→ **RECORDS FOR THIS TASK**:
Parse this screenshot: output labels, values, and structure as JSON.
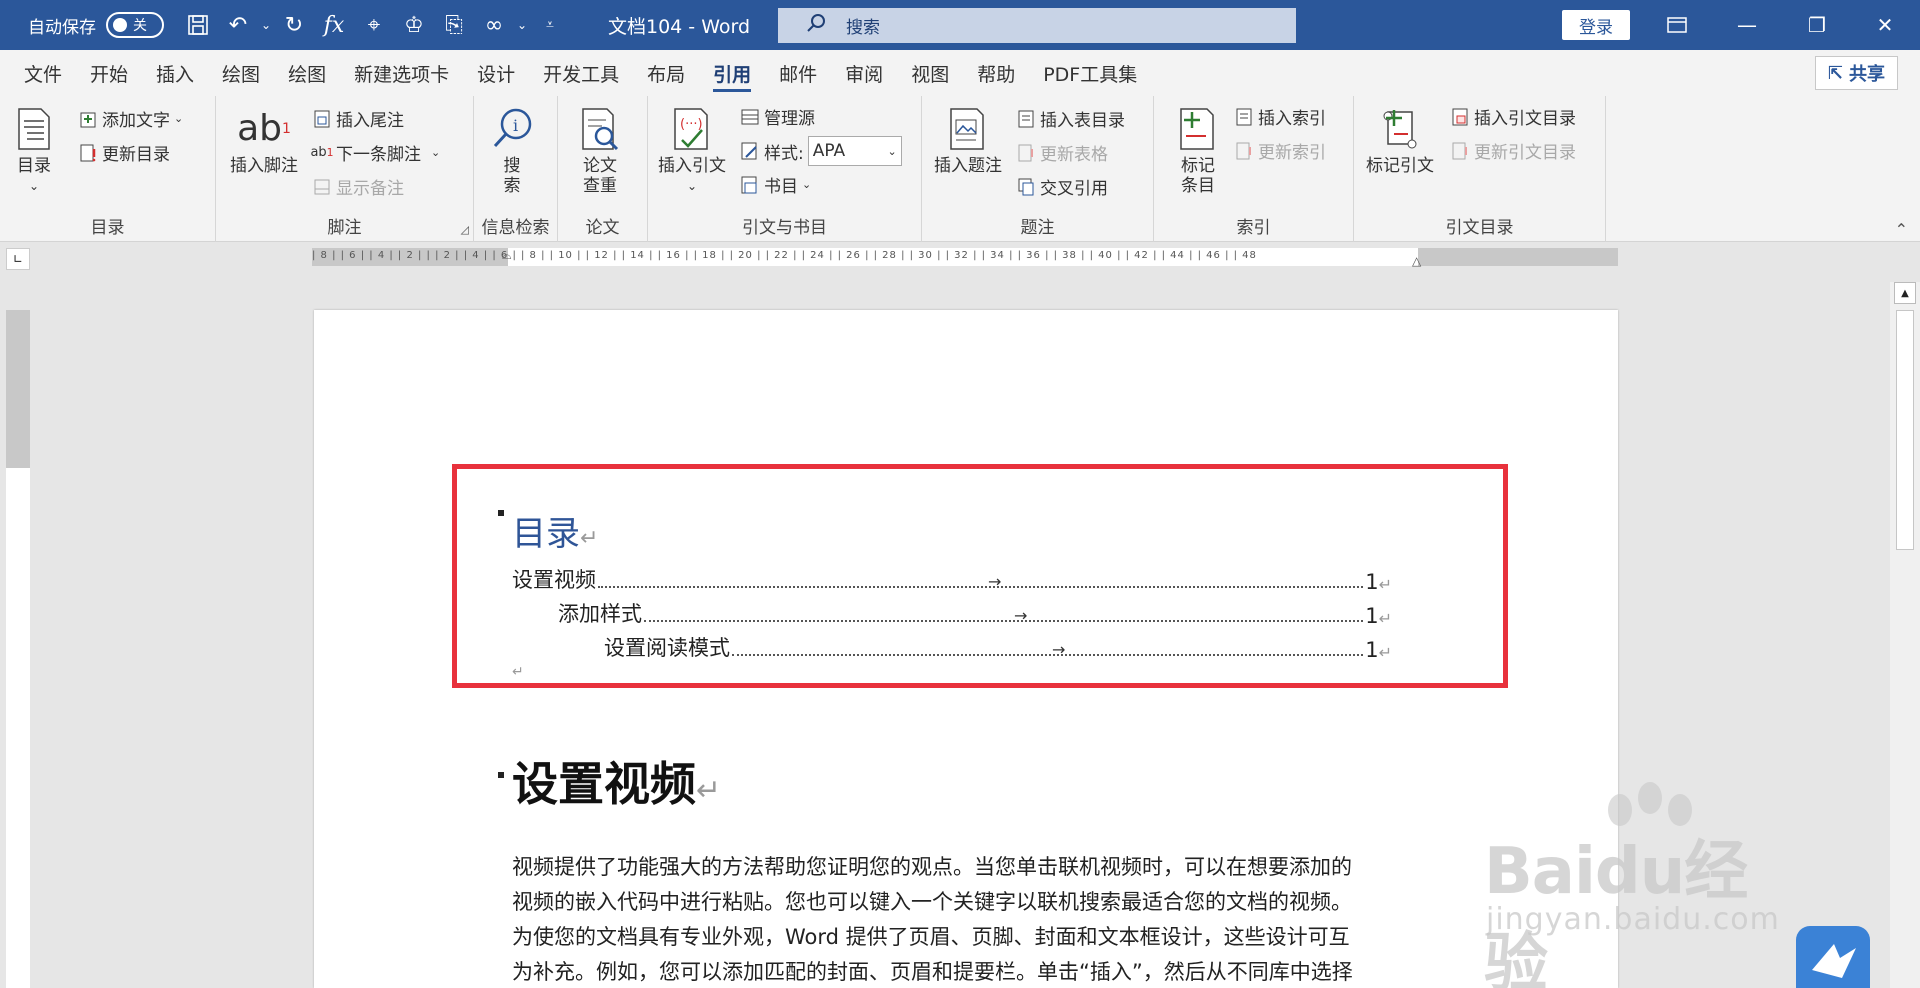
{
  "titlebar": {
    "autosave_label": "自动保存",
    "autosave_state": "关",
    "doc_title": "文档104  -  Word",
    "search_placeholder": "搜索",
    "login": "登录"
  },
  "menu": {
    "tabs": [
      "文件",
      "开始",
      "插入",
      "绘图",
      "绘图",
      "新建选项卡",
      "设计",
      "开发工具",
      "布局",
      "引用",
      "邮件",
      "审阅",
      "视图",
      "帮助",
      "PDF工具集"
    ],
    "active": "引用",
    "share": "共享"
  },
  "ribbon": {
    "toc": {
      "label": "目录",
      "btn": "目录",
      "add_text": "添加文字",
      "update_toc": "更新目录"
    },
    "footnote": {
      "label": "脚注",
      "insert_footnote": "插入脚注",
      "insert_endnote": "插入尾注",
      "next_footnote": "下一条脚注",
      "show_notes": "显示备注"
    },
    "research": {
      "label": "信息检索",
      "search_line1": "搜",
      "search_line2": "索"
    },
    "thesis": {
      "label": "论文",
      "btn_line1": "论文",
      "btn_line2": "查重"
    },
    "citations": {
      "label": "引文与书目",
      "insert_citation": "插入引文",
      "manage_sources": "管理源",
      "style_label": "样式:",
      "style_value": "APA",
      "bibliography": "书目"
    },
    "captions": {
      "label": "题注",
      "insert_caption": "插入题注",
      "insert_table_of_figures": "插入表目录",
      "update_table": "更新表格",
      "cross_reference": "交叉引用"
    },
    "index": {
      "label": "索引",
      "mark_entry_line1": "标记",
      "mark_entry_line2": "条目",
      "insert_index": "插入索引",
      "update_index": "更新索引"
    },
    "toa": {
      "label": "引文目录",
      "mark_citation": "标记引文",
      "insert_toa": "插入引文目录",
      "update_toa": "更新引文目录"
    }
  },
  "ruler": {
    "numbers": "| 8 |  | 6 |  | 4 |  | 2 |  |     | 2 |  | 4 |  | 6 |  | 8 |  | 10 |  | 12 |  | 14 |  | 16 |  | 18 |  | 20 |  | 22 |  | 24 |  | 26 |  | 28 |  | 30 |  | 32 |  | 34 |  | 36 |  | 38 |  | 40 |  | 42 |  | 44 |  | 46 |  | 48"
  },
  "document": {
    "toc_heading": "目录",
    "toc_entries": [
      {
        "text": "设置视频",
        "page": "1"
      },
      {
        "text": "添加样式",
        "page": "1"
      },
      {
        "text": "设置阅读模式",
        "page": "1"
      }
    ],
    "h1": "设置视频",
    "paragraph_lines": [
      "视频提供了功能强大的方法帮助您证明您的观点。当您单击联机视频时，可以在想要添加的",
      "视频的嵌入代码中进行粘贴。您也可以键入一个关键字以联机搜索最适合您的文档的视频。",
      "为使您的文档具有专业外观，Word 提供了页眉、页脚、封面和文本框设计，这些设计可互",
      "为补充。例如，您可以添加匹配的封面、页眉和提要栏。单击“插入”，然后从不同库中选择"
    ]
  },
  "watermark": {
    "brand": "Baidu经验",
    "url": "jingyan.baidu.com"
  },
  "colors": {
    "title_bar": "#2b579a",
    "accent": "#2f5597",
    "highlight_box": "#e8313c"
  }
}
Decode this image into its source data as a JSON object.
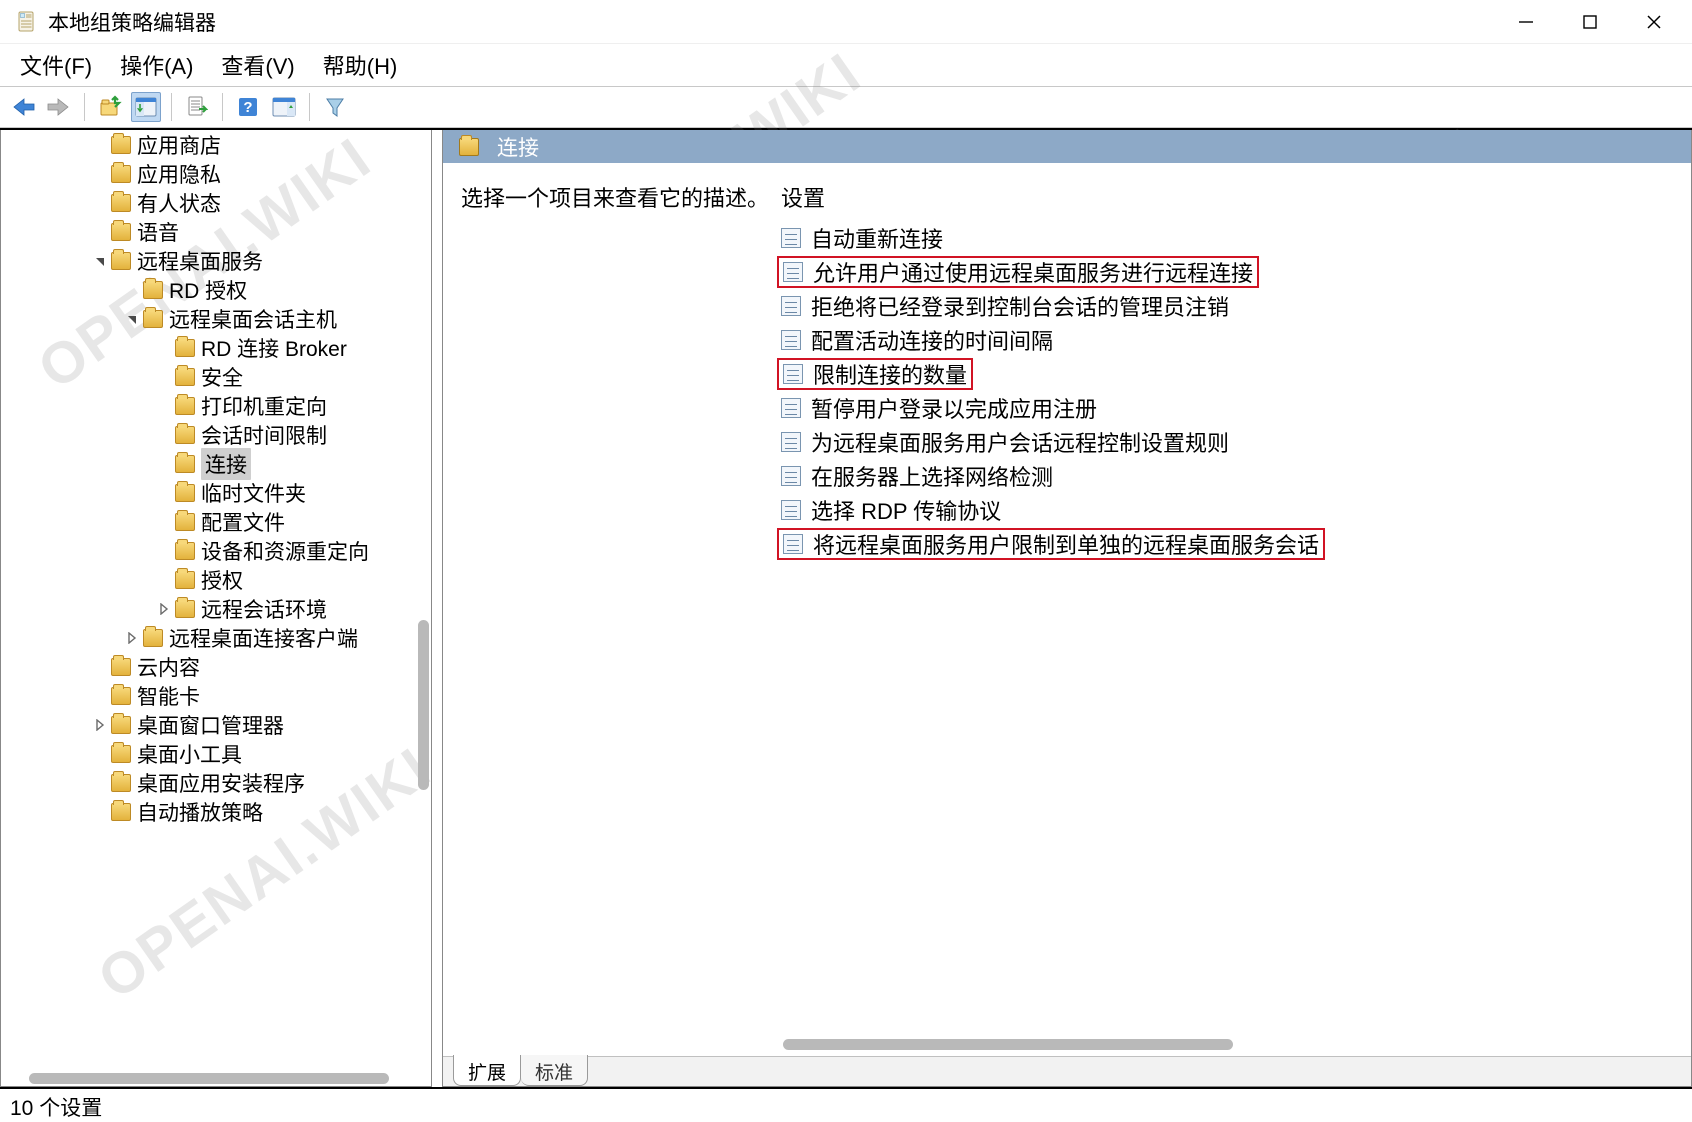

→ **WHAT THE TASK REQUIRES**: Copy every record character for character. Skip the pictures.

→ **REPLY TO THE EXERCISE**:
Parse this screenshot: output labels, values, and structure as JSON.
{
  "titlebar": {
    "autosave_label": "自动保存",
    "autosave_state": "关",
    "doc_title": "文档104  -  Word",
    "search_placeholder": "搜索",
    "login": "登录"
  },
  "menu": {
    "tabs": [
      "文件",
      "开始",
      "插入",
      "绘图",
      "绘图",
      "新建选项卡",
      "设计",
      "开发工具",
      "布局",
      "引用",
      "邮件",
      "审阅",
      "视图",
      "帮助",
      "PDF工具集"
    ],
    "active": "引用",
    "share": "共享"
  },
  "ribbon": {
    "toc": {
      "label": "目录",
      "btn": "目录",
      "add_text": "添加文字",
      "update_toc": "更新目录"
    },
    "footnote": {
      "label": "脚注",
      "insert_footnote": "插入脚注",
      "insert_endnote": "插入尾注",
      "next_footnote": "下一条脚注",
      "show_notes": "显示备注"
    },
    "research": {
      "label": "信息检索",
      "search_line1": "搜",
      "search_line2": "索"
    },
    "thesis": {
      "label": "论文",
      "btn_line1": "论文",
      "btn_line2": "查重"
    },
    "citations": {
      "label": "引文与书目",
      "insert_citation": "插入引文",
      "manage_sources": "管理源",
      "style_label": "样式:",
      "style_value": "APA",
      "bibliography": "书目"
    },
    "captions": {
      "label": "题注",
      "insert_caption": "插入题注",
      "insert_table_of_figures": "插入表目录",
      "update_table": "更新表格",
      "cross_reference": "交叉引用"
    },
    "index": {
      "label": "索引",
      "mark_entry_line1": "标记",
      "mark_entry_line2": "条目",
      "insert_index": "插入索引",
      "update_index": "更新索引"
    },
    "toa": {
      "label": "引文目录",
      "mark_citation": "标记引文",
      "insert_toa": "插入引文目录",
      "update_toa": "更新引文目录"
    }
  },
  "ruler": {
    "numbers": "| 8 |  | 6 |  | 4 |  | 2 |  |     | 2 |  | 4 |  | 6 |  | 8 |  | 10 |  | 12 |  | 14 |  | 16 |  | 18 |  | 20 |  | 22 |  | 24 |  | 26 |  | 28 |  | 30 |  | 32 |  | 34 |  | 36 |  | 38 |  | 40 |  | 42 |  | 44 |  | 46 |  | 48"
  },
  "document": {
    "toc_heading": "目录",
    "toc_entries": [
      {
        "text": "设置视频",
        "page": "1"
      },
      {
        "text": "添加样式",
        "page": "1"
      },
      {
        "text": "设置阅读模式",
        "page": "1"
      }
    ],
    "h1": "设置视频",
    "paragraph_lines": [
      "视频提供了功能强大的方法帮助您证明您的观点。当您单击联机视频时，可以在想要添加的",
      "视频的嵌入代码中进行粘贴。您也可以键入一个关键字以联机搜索最适合您的文档的视频。",
      "为使您的文档具有专业外观，Word 提供了页眉、页脚、封面和文本框设计，这些设计可互",
      "为补充。例如，您可以添加匹配的封面、页眉和提要栏。单击“插入”，然后从不同库中选择"
    ]
  },
  "watermark": {
    "brand": "Baidu经验",
    "url": "jingyan.baidu.com"
  },
  "colors": {
    "title_bar": "#2b579a",
    "accent": "#2f5597",
    "highlight_box": "#e8313c"
  }
}
Decode this image into its source data as a JSON object.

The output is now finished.